-- START OF Dataset excerpts --

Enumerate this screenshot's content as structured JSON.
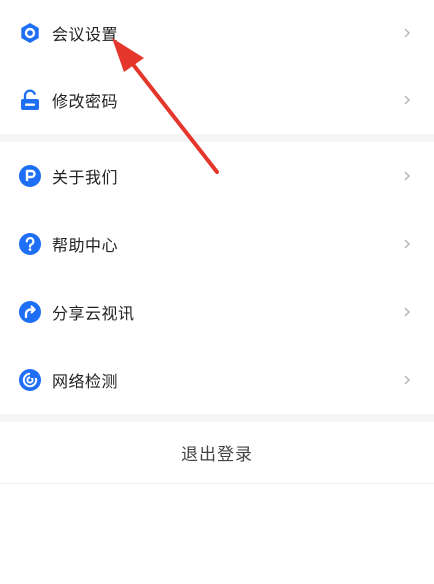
{
  "menu_group_1": [
    {
      "label": "会议设置",
      "icon": "hexagon-settings-icon"
    },
    {
      "label": "修改密码",
      "icon": "unlock-icon"
    }
  ],
  "menu_group_2": [
    {
      "label": "关于我们",
      "icon": "p-circle-icon"
    },
    {
      "label": "帮助中心",
      "icon": "question-circle-icon"
    },
    {
      "label": "分享云视讯",
      "icon": "share-circle-icon"
    },
    {
      "label": "网络检测",
      "icon": "network-circle-icon"
    }
  ],
  "logout_label": "退出登录",
  "chevron_glyph": "›",
  "colors": {
    "icon_blue": "#1e6ff5",
    "annotation_red": "#e5362c",
    "separator": "#f4f5f7",
    "chevron": "#b8b8b8"
  }
}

-- END OF Dataset excerpts --

> Task statement
Copy each line above precisely, dropping the pictures.

> Task solution
Enumerate this screenshot's content as structured JSON.
{
  "menu_group_1": [
    {
      "label": "会议设置",
      "icon": "hexagon-settings-icon"
    },
    {
      "label": "修改密码",
      "icon": "unlock-icon"
    }
  ],
  "menu_group_2": [
    {
      "label": "关于我们",
      "icon": "p-circle-icon"
    },
    {
      "label": "帮助中心",
      "icon": "question-circle-icon"
    },
    {
      "label": "分享云视讯",
      "icon": "share-circle-icon"
    },
    {
      "label": "网络检测",
      "icon": "network-circle-icon"
    }
  ],
  "logout_label": "退出登录",
  "chevron_glyph": "›",
  "colors": {
    "icon_blue": "#1e6ff5",
    "annotation_red": "#e5362c",
    "separator": "#f4f5f7",
    "chevron": "#b8b8b8"
  }
}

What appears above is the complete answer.